Set exercise →
Provide nothing beyond the count of lines that include the string "this".

Dataset rows about figures:
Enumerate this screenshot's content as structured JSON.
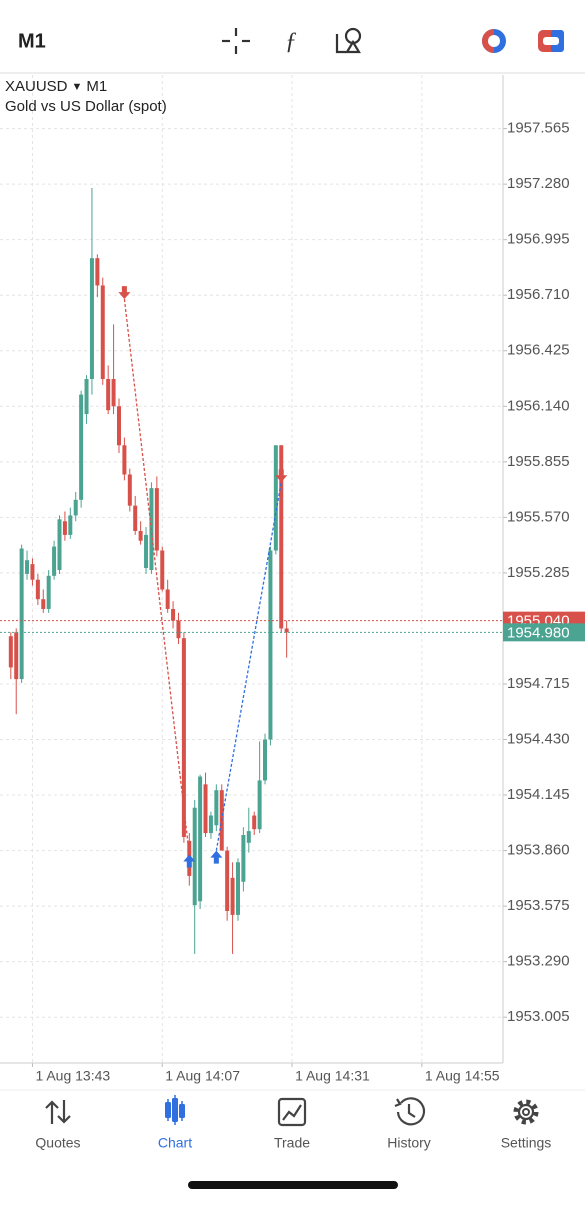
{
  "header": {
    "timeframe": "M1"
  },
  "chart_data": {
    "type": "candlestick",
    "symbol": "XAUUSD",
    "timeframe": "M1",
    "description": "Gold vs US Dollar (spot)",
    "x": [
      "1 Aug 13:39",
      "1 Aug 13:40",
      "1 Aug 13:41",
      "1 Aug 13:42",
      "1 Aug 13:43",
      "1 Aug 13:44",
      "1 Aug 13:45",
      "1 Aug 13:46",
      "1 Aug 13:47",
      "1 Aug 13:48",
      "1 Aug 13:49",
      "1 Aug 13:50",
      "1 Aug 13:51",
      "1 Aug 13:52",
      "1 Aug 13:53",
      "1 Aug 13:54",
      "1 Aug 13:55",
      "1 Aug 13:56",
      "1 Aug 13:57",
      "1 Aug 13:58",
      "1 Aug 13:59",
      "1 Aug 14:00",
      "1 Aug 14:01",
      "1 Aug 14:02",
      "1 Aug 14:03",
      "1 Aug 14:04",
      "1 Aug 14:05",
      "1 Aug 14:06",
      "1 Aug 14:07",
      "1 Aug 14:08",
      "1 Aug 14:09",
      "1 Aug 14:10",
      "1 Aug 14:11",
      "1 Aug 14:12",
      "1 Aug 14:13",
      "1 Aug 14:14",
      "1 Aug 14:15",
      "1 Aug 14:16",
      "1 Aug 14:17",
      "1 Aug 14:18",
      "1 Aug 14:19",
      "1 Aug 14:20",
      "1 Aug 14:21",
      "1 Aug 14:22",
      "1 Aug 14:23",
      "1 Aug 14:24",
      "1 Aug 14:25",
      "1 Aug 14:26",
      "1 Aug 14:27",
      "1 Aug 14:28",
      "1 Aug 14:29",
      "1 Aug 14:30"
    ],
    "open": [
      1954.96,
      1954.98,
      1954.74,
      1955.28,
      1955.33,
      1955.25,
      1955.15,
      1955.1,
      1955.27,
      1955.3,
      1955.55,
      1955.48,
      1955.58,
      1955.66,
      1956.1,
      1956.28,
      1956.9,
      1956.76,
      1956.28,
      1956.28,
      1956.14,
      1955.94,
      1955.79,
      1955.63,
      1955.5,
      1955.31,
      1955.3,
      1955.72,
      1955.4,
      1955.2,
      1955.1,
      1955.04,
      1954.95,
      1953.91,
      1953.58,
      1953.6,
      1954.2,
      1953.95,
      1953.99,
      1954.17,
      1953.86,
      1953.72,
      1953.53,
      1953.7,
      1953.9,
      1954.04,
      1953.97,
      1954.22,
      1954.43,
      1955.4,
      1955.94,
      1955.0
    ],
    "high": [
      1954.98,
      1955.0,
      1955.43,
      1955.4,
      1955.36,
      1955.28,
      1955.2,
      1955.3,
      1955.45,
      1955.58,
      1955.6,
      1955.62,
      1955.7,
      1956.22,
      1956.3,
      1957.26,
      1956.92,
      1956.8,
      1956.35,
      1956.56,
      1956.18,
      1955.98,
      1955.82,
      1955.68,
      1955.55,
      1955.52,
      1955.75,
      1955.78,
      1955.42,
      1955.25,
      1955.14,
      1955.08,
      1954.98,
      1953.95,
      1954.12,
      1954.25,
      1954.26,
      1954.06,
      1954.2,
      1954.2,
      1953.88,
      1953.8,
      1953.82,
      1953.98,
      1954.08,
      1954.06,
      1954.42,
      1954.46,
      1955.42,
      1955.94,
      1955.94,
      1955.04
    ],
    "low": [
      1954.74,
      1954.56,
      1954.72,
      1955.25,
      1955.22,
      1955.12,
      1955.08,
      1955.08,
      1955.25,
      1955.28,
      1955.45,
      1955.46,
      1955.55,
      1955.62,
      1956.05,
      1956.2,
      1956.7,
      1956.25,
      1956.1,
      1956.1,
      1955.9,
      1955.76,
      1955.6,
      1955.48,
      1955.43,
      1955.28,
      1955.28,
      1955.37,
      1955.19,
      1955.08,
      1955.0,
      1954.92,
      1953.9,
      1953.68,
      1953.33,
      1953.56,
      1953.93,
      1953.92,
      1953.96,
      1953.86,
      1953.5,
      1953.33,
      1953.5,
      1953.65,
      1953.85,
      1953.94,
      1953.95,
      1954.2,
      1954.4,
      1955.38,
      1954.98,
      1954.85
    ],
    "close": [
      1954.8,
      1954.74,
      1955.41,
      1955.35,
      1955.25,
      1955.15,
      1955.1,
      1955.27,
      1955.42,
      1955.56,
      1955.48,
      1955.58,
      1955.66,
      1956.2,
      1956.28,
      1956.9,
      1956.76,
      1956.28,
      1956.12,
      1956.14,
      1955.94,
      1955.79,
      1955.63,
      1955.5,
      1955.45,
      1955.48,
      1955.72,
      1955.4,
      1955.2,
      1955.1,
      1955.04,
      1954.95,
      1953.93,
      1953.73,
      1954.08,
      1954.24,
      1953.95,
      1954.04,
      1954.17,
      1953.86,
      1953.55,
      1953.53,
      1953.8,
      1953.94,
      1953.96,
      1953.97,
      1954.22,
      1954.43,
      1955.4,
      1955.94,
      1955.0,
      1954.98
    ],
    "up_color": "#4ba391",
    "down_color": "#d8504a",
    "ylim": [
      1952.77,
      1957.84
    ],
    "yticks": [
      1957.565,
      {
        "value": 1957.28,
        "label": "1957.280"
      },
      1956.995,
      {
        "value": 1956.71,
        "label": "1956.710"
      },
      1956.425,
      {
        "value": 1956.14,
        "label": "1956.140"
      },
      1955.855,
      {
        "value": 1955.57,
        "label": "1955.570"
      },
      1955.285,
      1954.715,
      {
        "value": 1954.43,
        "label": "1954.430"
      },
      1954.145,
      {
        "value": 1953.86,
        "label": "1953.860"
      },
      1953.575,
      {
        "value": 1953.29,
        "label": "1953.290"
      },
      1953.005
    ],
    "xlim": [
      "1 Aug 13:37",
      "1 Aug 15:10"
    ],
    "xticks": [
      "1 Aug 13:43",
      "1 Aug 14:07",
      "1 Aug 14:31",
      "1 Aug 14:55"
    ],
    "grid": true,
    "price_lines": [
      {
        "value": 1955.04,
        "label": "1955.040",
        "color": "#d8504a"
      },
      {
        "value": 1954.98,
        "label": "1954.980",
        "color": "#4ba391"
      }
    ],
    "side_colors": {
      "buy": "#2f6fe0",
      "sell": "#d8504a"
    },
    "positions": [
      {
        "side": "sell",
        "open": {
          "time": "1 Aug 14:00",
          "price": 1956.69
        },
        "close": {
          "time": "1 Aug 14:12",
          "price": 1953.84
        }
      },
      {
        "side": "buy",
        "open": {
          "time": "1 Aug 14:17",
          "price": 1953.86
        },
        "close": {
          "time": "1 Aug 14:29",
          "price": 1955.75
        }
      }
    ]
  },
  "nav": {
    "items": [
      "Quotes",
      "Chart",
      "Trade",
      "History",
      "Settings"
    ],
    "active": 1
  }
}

...

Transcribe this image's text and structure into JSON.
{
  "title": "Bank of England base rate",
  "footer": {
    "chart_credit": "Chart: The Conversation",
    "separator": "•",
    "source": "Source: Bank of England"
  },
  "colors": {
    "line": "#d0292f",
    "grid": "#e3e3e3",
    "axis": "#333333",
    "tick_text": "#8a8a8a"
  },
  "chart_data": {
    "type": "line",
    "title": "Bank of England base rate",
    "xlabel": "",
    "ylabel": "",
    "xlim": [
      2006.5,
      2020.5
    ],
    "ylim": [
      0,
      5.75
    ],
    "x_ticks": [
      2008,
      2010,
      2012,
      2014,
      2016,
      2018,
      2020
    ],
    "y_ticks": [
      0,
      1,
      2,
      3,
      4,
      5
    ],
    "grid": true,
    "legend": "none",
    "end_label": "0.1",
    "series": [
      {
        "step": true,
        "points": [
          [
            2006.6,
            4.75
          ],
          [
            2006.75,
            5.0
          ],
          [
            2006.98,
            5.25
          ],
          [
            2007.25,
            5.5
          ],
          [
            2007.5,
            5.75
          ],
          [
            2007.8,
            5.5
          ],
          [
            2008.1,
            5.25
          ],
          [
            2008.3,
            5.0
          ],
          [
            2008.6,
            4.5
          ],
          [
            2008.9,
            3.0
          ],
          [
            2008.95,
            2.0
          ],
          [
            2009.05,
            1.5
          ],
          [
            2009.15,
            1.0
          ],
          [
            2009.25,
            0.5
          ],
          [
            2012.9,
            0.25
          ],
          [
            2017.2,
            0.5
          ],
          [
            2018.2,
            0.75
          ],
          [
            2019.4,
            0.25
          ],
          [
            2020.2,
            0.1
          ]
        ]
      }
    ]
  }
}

Result →
2